### Problem to work on
Look through the material below and count the lines with the string "style". Report only the count.

start

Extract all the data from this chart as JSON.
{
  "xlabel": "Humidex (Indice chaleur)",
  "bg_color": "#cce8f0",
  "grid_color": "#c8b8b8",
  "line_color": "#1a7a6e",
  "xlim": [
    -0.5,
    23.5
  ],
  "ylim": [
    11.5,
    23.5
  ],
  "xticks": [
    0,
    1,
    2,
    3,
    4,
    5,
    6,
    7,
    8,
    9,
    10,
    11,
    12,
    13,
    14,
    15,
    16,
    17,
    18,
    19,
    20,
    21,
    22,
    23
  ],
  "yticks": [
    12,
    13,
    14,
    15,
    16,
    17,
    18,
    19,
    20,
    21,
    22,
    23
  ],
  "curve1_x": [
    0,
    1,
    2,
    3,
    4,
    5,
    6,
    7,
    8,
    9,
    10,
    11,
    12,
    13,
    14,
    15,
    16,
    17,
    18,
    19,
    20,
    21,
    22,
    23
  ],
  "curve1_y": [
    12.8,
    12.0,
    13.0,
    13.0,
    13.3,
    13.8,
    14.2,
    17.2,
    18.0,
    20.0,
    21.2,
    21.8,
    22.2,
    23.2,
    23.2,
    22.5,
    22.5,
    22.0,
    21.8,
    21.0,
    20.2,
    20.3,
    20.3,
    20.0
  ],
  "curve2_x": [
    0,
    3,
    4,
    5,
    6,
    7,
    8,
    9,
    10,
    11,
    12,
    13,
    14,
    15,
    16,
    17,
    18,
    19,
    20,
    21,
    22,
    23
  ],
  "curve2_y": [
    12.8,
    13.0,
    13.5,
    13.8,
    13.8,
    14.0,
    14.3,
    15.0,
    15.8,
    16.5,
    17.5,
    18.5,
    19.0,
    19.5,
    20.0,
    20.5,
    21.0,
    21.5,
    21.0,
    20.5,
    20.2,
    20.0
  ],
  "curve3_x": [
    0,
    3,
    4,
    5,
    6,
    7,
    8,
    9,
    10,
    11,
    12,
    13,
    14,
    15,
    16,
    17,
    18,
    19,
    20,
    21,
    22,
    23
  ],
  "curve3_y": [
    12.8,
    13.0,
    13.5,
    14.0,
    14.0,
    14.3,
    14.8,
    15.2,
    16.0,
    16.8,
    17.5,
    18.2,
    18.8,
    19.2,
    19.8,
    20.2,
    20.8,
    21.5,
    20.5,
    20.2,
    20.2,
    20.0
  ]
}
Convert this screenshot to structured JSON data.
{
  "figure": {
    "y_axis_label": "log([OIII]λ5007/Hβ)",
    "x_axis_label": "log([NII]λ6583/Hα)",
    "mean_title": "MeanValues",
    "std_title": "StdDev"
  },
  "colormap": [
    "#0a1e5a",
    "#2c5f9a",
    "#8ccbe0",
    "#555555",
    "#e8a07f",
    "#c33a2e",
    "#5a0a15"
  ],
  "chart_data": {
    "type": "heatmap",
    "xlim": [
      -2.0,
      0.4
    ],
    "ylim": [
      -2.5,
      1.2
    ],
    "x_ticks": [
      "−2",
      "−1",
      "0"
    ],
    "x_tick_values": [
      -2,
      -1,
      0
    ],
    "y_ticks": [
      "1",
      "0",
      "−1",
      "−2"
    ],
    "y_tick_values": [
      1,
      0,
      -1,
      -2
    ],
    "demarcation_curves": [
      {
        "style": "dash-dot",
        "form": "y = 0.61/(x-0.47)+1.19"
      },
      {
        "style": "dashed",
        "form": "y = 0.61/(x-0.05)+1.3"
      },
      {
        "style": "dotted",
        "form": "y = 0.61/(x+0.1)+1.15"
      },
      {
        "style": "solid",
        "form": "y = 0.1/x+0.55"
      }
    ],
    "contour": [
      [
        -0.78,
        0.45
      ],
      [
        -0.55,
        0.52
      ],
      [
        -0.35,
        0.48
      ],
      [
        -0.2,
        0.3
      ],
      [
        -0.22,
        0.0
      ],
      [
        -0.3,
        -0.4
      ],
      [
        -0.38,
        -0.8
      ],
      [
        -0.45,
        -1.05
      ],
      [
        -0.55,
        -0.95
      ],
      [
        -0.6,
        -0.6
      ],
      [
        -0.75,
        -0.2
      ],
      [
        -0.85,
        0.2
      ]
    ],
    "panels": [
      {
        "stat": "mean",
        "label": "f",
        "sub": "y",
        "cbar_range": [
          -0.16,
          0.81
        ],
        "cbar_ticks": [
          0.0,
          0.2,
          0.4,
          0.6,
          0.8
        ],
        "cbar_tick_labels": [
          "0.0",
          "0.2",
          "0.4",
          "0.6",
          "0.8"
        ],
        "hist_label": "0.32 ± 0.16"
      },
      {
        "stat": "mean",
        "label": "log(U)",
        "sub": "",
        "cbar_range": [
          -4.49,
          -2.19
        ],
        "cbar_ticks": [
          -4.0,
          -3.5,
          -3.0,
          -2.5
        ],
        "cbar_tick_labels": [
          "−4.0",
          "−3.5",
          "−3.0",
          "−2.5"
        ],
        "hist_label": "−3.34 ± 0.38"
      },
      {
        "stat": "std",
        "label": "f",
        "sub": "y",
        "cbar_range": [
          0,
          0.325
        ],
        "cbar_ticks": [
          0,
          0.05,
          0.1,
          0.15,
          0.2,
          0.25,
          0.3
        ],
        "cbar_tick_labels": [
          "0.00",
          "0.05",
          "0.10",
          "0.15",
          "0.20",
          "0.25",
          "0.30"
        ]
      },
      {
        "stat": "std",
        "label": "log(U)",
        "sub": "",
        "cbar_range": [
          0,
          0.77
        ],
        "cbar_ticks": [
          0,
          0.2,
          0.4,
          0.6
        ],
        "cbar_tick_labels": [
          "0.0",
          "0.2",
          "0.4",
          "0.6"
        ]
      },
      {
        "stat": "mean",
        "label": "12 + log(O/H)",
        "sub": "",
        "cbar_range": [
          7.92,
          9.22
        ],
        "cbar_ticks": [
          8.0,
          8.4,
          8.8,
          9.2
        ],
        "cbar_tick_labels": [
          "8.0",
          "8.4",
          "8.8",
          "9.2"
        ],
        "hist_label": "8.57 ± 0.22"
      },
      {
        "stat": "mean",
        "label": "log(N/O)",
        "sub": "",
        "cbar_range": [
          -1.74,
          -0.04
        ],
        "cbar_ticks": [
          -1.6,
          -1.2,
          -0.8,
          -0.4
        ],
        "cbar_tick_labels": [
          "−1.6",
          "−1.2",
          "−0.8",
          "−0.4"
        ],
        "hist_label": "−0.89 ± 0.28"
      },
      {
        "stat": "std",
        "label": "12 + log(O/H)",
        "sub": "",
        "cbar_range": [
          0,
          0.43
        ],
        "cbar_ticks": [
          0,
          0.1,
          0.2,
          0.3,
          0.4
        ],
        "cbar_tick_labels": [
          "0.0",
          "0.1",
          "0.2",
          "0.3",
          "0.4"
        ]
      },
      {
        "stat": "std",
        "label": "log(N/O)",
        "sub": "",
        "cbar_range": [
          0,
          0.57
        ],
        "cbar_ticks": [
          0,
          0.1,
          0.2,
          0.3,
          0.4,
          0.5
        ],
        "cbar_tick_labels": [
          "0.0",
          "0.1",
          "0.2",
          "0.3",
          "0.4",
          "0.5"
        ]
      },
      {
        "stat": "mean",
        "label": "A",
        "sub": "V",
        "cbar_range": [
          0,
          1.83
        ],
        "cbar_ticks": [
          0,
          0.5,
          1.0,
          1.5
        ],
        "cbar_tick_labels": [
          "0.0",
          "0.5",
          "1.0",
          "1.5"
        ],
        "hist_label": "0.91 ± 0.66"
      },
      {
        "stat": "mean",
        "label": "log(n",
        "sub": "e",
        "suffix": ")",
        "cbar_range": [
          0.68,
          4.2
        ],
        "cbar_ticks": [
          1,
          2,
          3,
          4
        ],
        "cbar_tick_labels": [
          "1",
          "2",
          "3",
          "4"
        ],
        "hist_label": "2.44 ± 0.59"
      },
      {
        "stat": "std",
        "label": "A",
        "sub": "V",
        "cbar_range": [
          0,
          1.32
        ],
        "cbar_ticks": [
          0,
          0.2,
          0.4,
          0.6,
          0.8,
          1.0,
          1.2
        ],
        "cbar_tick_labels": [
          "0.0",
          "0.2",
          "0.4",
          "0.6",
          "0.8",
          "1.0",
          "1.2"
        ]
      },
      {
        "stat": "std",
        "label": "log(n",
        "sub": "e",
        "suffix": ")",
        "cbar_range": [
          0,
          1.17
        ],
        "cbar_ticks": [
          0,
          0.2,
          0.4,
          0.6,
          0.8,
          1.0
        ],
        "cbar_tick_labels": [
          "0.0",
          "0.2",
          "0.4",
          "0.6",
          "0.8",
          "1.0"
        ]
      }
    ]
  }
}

end

### Task response
4